DIRECTIVE:
Your task is to repeat the listing exactly.

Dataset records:
────────────────────

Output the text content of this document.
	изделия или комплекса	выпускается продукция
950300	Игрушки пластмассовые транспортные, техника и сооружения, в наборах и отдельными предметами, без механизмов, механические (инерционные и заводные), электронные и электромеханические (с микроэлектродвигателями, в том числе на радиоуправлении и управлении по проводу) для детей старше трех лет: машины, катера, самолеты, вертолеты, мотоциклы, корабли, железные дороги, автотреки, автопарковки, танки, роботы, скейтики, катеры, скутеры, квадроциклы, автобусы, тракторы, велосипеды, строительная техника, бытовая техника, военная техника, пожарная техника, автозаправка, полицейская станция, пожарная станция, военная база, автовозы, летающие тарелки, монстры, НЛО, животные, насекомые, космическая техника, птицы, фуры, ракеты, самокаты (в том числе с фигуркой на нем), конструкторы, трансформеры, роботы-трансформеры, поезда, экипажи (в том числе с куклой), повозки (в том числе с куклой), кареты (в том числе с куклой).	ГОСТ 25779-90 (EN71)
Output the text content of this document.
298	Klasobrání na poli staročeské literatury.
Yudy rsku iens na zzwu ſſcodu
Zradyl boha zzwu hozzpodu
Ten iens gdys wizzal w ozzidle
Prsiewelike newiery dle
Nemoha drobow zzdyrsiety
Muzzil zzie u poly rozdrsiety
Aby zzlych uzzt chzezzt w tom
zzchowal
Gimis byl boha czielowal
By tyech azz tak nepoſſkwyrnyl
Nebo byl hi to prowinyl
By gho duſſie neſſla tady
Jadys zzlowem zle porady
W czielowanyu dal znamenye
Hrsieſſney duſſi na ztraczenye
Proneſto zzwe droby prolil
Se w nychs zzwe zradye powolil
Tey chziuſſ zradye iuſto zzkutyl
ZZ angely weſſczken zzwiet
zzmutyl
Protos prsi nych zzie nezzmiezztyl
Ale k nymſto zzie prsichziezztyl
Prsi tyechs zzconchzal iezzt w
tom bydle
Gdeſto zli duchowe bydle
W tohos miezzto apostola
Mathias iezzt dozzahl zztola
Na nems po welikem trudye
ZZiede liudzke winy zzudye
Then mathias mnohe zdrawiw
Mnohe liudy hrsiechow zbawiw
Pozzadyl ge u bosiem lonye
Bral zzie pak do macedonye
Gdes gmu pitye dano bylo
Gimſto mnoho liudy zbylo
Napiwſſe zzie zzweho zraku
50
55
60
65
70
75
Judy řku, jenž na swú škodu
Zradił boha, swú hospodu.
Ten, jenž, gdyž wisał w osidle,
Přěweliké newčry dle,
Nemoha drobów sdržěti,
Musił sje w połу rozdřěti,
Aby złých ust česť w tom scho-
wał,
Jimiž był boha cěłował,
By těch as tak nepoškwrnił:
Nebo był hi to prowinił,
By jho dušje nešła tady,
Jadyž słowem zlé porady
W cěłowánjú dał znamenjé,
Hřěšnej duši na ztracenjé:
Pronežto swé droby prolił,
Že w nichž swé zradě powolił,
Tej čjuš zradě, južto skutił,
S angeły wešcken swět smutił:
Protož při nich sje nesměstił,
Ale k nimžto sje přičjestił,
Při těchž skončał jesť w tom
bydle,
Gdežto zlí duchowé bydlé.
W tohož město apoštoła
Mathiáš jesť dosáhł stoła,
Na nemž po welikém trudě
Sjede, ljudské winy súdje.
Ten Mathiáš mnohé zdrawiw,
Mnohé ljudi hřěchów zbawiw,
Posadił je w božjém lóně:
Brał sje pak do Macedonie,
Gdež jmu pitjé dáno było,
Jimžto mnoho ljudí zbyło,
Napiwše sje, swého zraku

────────────────────

RESULT OF THE EXERCISE:
Output the text content of this document.
	изделия или комплекса	выпускается продукция
950300	Игрушки пластмассовые транспортные, техника и сооружения, в наборах и отдельными предметами, без механизмов, механические (инерционные и заводные), электронные и электромеханические (с микроэлектродвигателями, в том числе на радиоуправлении и управлении по проводу) для детей старше трех лет: машины, катера, самолеты, вертолеты, мотоциклы, корабли, железные дороги, автотреки, автопарковки, танки, роботы, скейтики, катеры, скутеры, квадроциклы, автобусы, тракторы, велосипеды, строительная техника, бытовая техника, военная техника, пожарная техника, автозаправка, полицейская станция, пожарная станция, военная база, автовозы, летающие тарелки, монстры, НЛО, животные, насекомые, космическая техника, птицы, фуры, ракеты, самокаты (в том числе с фигуркой на нем), конструкторы, трансформеры, роботы-трансформеры, поезда, экипажи (в том числе с куклой), повозки (в том числе с куклой), кареты (в том числе с куклой).	ГОСТ 25779-90 (EN71)
Output the text content of this document.
298	Klasobrání na poli staročeské literatury.
Yudy rsku iens na zzwu ſſcodu
Zradyl boha zzwu hozzpodu
Ten iens gdys wizzal w ozzidle
Prsiewelike newiery dle
Nemoha drobow zzdyrsiety
Muzzil zzie u poly rozdrsiety
Aby zzlych uzzt chzezzt w tom
zzchowal
Gimis byl boha czielowal
By tyech azz tak nepoſſkwyrnyl
Nebo byl hi to prowinyl
By gho duſſie neſſla tady
Jadys zzlowem zle porady
W czielowanyu dal znamenye
Hrsieſſney duſſi na ztraczenye
Proneſto zzwe droby prolil
Se w nychs zzwe zradye powolil
Tey chziuſſ zradye iuſto zzkutyl
ZZ angely weſſczken zzwiet
zzmutyl
Protos prsi nych zzie nezzmiezztyl
Ale k nymſto zzie prsichziezztyl
Prsi tyechs zzconchzal iezzt w
tom bydle
Gdeſto zli duchowe bydle
W tohos miezzto apostola
Mathias iezzt dozzahl zztola
Na nems po welikem trudye
ZZiede liudzke winy zzudye
Then mathias mnohe zdrawiw
Mnohe liudy hrsiechow zbawiw
Pozzadyl ge u bosiem lonye
Bral zzie pak do macedonye
Gdes gmu pitye dano bylo
Gimſto mnoho liudy zbylo
Napiwſſe zzie zzweho zraku
50
55
60
65
70
75
Judy řku, jenž na swú škodu
Zradił boha, swú hospodu.
Ten, jenž, gdyž wisał w osidle,
Přěweliké newčry dle,
Nemoha drobów sdržěti,
Musił sje w połу rozdřěti,
Aby złých ust česť w tom scho-
wał,
Jimiž był boha cěłował,
By těch as tak nepoškwrnił:
Nebo był hi to prowinił,
By jho dušje nešła tady,
Jadyž słowem zlé porady
W cěłowánjú dał znamenjé,
Hřěšnej duši na ztracenjé:
Pronežto swé droby prolił,
Že w nichž swé zradě powolił,
Tej čjuš zradě, južto skutił,
S angeły wešcken swět smutił:
Protož při nich sje nesměstił,
Ale k nimžto sje přičjestił,
Při těchž skončał jesť w tom
bydle,
Gdežto zlí duchowé bydlé.
W tohož město apoštoła
Mathiáš jesť dosáhł stoła,
Na nemž po welikém trudě
Sjede, ljudské winy súdje.
Ten Mathiáš mnohé zdrawiw,
Mnohé ljudi hřěchów zbawiw,
Posadił je w božjém lóně:
Brał sje pak do Macedonie,
Gdež jmu pitjé dáno było,
Jimžto mnoho ljudí zbyło,
Napiwše sje, swého zraku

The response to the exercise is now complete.